:: Rows ::
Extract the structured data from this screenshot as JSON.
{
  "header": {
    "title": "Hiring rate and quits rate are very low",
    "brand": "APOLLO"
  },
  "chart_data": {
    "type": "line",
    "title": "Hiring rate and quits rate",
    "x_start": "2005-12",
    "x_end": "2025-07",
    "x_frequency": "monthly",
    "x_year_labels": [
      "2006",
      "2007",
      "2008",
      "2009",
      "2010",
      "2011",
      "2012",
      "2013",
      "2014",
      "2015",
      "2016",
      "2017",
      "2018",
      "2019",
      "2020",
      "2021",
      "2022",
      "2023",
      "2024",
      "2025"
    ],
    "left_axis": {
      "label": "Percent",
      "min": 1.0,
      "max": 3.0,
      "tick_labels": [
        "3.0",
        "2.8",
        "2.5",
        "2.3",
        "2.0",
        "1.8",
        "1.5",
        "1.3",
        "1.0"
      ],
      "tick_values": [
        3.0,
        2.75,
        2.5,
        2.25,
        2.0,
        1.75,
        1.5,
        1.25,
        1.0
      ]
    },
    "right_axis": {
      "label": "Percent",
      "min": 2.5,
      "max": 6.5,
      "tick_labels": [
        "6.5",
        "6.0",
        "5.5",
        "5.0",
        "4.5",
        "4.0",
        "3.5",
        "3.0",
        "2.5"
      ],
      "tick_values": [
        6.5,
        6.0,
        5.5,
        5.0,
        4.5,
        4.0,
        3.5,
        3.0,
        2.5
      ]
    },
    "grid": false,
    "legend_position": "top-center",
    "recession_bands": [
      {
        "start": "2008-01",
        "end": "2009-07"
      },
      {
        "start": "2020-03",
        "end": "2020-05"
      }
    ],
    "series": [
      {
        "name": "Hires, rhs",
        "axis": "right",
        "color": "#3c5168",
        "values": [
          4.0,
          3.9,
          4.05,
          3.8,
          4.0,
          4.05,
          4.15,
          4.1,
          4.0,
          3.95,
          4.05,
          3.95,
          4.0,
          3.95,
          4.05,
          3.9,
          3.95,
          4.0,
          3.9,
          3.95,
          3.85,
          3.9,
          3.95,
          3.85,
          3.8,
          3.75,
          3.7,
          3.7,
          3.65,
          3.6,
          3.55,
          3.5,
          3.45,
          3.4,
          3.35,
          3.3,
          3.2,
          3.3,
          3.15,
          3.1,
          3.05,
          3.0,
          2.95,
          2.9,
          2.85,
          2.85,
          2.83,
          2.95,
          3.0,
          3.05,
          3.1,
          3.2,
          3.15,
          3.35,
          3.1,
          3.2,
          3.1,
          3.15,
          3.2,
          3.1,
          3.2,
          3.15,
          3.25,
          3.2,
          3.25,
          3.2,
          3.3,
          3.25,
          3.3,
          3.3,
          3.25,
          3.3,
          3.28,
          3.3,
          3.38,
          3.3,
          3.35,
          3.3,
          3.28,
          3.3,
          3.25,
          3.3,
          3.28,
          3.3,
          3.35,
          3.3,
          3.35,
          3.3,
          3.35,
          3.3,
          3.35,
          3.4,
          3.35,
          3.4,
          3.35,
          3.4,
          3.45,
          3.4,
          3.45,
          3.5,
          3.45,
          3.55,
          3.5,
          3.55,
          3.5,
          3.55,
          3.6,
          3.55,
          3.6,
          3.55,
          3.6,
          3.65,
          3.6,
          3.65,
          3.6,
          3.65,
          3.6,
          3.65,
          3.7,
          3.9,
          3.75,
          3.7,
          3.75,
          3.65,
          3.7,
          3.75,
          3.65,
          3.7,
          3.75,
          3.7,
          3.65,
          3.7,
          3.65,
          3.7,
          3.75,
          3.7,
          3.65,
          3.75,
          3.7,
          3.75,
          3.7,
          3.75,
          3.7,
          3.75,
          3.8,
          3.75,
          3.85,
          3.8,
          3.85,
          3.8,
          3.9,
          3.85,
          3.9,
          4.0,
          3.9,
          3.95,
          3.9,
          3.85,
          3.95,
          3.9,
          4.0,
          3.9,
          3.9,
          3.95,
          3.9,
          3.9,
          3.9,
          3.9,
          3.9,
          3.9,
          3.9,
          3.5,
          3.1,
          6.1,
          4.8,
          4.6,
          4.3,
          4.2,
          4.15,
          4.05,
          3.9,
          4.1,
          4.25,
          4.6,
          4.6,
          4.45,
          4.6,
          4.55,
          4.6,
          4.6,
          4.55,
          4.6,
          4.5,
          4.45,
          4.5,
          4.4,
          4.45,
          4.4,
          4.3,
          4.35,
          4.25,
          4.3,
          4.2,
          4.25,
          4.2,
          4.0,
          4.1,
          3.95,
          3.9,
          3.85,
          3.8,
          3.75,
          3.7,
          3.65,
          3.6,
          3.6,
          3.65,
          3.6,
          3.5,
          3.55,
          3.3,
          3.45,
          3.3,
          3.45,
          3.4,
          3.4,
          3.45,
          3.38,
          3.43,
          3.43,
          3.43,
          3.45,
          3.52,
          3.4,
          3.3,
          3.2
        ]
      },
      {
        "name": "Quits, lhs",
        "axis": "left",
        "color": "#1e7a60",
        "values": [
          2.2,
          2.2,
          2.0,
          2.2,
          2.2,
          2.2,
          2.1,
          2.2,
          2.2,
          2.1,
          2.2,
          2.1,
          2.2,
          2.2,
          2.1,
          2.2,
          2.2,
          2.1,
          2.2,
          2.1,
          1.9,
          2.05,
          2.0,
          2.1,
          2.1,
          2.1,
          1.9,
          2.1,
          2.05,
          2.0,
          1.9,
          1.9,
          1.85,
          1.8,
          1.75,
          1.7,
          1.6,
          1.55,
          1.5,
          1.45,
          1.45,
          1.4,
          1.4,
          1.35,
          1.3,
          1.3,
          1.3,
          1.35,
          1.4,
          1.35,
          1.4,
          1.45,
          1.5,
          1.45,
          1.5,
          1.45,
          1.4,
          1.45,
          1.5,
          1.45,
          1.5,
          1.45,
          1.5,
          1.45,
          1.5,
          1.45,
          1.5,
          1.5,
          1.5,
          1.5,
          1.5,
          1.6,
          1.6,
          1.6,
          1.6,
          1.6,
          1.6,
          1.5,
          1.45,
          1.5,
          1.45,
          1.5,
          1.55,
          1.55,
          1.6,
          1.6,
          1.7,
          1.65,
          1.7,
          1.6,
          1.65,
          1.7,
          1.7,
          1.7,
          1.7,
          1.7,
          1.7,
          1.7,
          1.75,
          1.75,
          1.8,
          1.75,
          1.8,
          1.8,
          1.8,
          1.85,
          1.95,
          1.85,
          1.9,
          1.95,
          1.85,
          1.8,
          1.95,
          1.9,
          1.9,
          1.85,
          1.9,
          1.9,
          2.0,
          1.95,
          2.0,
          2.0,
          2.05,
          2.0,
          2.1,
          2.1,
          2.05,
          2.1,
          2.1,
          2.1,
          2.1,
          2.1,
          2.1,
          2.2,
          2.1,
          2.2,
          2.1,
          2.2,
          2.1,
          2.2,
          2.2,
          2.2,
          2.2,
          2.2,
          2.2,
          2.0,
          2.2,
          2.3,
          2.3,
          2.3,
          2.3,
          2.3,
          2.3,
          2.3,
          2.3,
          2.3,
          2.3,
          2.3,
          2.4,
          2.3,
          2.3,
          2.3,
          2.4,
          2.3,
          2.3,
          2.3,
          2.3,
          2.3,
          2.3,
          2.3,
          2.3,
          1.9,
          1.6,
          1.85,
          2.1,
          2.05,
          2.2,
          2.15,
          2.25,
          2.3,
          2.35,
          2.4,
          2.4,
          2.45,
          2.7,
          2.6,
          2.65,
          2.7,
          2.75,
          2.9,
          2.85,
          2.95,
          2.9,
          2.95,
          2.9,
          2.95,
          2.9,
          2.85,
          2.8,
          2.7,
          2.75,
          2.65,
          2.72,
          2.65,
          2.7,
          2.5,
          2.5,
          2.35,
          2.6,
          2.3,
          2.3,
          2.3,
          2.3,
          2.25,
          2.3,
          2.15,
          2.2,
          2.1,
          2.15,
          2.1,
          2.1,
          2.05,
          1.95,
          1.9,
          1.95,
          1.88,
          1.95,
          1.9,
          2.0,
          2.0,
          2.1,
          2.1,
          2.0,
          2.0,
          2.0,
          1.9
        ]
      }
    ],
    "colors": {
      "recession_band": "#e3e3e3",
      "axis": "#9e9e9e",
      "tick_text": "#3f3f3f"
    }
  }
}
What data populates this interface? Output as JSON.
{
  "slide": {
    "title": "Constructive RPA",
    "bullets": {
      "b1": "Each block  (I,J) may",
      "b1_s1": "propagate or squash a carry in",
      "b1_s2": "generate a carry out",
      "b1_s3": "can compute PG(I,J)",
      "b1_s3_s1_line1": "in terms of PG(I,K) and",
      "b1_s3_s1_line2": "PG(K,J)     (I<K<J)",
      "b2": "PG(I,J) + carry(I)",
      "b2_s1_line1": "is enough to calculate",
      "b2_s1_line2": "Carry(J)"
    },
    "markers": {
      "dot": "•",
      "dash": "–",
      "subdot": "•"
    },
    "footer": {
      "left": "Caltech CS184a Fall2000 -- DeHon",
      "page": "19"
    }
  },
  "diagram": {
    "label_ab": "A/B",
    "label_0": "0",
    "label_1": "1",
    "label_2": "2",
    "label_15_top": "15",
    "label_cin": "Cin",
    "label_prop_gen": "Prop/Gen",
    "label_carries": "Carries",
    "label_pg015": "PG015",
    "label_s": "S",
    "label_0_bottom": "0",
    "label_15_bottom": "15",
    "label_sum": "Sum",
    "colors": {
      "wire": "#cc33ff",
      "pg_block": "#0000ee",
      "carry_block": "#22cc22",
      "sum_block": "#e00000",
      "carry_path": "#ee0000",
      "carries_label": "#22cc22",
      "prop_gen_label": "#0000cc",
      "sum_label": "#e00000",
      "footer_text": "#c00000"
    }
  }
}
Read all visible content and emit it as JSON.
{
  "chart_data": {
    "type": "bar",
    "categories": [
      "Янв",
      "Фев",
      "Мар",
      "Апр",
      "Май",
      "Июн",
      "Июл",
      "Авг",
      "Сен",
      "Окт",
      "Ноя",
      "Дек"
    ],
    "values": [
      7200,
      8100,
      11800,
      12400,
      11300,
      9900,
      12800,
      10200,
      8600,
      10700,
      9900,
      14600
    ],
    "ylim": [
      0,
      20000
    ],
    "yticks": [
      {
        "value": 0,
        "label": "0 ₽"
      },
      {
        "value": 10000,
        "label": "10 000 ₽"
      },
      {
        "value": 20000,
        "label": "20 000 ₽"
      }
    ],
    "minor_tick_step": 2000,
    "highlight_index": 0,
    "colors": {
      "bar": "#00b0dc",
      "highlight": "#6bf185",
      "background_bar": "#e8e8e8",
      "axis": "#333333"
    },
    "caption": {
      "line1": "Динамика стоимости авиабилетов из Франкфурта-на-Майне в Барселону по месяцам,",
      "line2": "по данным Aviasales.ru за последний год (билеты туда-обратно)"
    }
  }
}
:::
__Aim__: Gather each line from the listing above that holds "title".

__Solved problem__:
    "title": "Hiring rate and quits rate are very low",
    "title": "Hiring rate and quits rate",
    "title": "Constructive RPA",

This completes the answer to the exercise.